◆ **SET EXERCISE**
Output the data exactly, with every line intact.
"""
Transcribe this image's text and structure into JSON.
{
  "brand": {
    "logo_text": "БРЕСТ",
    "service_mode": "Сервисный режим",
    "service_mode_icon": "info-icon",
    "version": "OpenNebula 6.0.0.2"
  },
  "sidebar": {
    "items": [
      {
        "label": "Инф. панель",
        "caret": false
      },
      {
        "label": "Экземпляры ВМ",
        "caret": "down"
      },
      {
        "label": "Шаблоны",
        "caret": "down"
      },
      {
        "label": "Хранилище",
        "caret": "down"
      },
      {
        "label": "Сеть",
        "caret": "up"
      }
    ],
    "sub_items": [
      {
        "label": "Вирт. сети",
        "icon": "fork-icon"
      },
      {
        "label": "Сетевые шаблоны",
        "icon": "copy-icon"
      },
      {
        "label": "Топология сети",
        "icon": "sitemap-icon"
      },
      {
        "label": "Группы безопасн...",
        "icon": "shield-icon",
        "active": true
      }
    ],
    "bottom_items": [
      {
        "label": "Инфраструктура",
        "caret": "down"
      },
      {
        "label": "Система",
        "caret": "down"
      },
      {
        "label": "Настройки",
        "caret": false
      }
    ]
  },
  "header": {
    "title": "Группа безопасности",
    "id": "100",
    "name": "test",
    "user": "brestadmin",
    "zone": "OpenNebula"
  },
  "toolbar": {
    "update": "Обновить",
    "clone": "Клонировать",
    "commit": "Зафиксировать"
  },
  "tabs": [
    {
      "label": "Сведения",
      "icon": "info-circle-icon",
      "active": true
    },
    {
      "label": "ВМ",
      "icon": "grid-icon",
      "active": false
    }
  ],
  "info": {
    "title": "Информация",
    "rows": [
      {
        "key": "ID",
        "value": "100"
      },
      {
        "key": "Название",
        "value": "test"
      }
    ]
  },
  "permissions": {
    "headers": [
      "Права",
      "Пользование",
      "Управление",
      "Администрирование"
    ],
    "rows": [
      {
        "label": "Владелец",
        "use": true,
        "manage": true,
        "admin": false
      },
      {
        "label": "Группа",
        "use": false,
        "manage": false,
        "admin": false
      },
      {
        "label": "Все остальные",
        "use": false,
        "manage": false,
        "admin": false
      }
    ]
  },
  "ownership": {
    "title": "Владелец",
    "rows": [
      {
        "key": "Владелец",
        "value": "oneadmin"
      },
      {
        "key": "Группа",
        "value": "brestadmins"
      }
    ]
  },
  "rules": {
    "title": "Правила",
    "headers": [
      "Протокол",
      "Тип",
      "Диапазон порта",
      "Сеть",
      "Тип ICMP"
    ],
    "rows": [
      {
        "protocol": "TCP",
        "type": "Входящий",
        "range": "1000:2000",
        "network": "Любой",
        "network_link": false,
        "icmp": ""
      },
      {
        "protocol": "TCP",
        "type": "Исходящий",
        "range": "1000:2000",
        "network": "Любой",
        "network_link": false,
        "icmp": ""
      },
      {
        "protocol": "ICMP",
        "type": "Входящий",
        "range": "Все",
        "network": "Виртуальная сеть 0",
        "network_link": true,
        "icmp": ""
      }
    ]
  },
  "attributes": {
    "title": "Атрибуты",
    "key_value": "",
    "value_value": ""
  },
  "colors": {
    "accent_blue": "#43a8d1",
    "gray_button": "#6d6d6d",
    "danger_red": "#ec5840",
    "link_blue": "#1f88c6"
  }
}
"""
◆ **ANSWER TO THE EXERCISE**
Transcribe this image's text and structure into JSON.
{
  "brand": {
    "logo_text": "БРЕСТ",
    "service_mode": "Сервисный режим",
    "service_mode_icon": "info-icon",
    "version": "OpenNebula 6.0.0.2"
  },
  "sidebar": {
    "items": [
      {
        "label": "Инф. панель",
        "caret": false
      },
      {
        "label": "Экземпляры ВМ",
        "caret": "down"
      },
      {
        "label": "Шаблоны",
        "caret": "down"
      },
      {
        "label": "Хранилище",
        "caret": "down"
      },
      {
        "label": "Сеть",
        "caret": "up"
      }
    ],
    "sub_items": [
      {
        "label": "Вирт. сети",
        "icon": "fork-icon"
      },
      {
        "label": "Сетевые шаблоны",
        "icon": "copy-icon"
      },
      {
        "label": "Топология сети",
        "icon": "sitemap-icon"
      },
      {
        "label": "Группы безопасн...",
        "icon": "shield-icon",
        "active": true
      }
    ],
    "bottom_items": [
      {
        "label": "Инфраструктура",
        "caret": "down"
      },
      {
        "label": "Система",
        "caret": "down"
      },
      {
        "label": "Настройки",
        "caret": false
      }
    ]
  },
  "header": {
    "title": "Группа безопасности",
    "id": "100",
    "name": "test",
    "user": "brestadmin",
    "zone": "OpenNebula"
  },
  "toolbar": {
    "update": "Обновить",
    "clone": "Клонировать",
    "commit": "Зафиксировать"
  },
  "tabs": [
    {
      "label": "Сведения",
      "icon": "info-circle-icon",
      "active": true
    },
    {
      "label": "ВМ",
      "icon": "grid-icon",
      "active": false
    }
  ],
  "info": {
    "title": "Информация",
    "rows": [
      {
        "key": "ID",
        "value": "100"
      },
      {
        "key": "Название",
        "value": "test"
      }
    ]
  },
  "permissions": {
    "headers": [
      "Права",
      "Пользование",
      "Управление",
      "Администрирование"
    ],
    "rows": [
      {
        "label": "Владелец",
        "use": true,
        "manage": true,
        "admin": false
      },
      {
        "label": "Группа",
        "use": false,
        "manage": false,
        "admin": false
      },
      {
        "label": "Все остальные",
        "use": false,
        "manage": false,
        "admin": false
      }
    ]
  },
  "ownership": {
    "title": "Владелец",
    "rows": [
      {
        "key": "Владелец",
        "value": "oneadmin"
      },
      {
        "key": "Группа",
        "value": "brestadmins"
      }
    ]
  },
  "rules": {
    "title": "Правила",
    "headers": [
      "Протокол",
      "Тип",
      "Диапазон порта",
      "Сеть",
      "Тип ICMP"
    ],
    "rows": [
      {
        "protocol": "TCP",
        "type": "Входящий",
        "range": "1000:2000",
        "network": "Любой",
        "network_link": false,
        "icmp": ""
      },
      {
        "protocol": "TCP",
        "type": "Исходящий",
        "range": "1000:2000",
        "network": "Любой",
        "network_link": false,
        "icmp": ""
      },
      {
        "protocol": "ICMP",
        "type": "Входящий",
        "range": "Все",
        "network": "Виртуальная сеть 0",
        "network_link": true,
        "icmp": ""
      }
    ]
  },
  "attributes": {
    "title": "Атрибуты",
    "key_value": "",
    "value_value": ""
  },
  "colors": {
    "accent_blue": "#43a8d1",
    "gray_button": "#6d6d6d",
    "danger_red": "#ec5840",
    "link_blue": "#1f88c6"
  }
}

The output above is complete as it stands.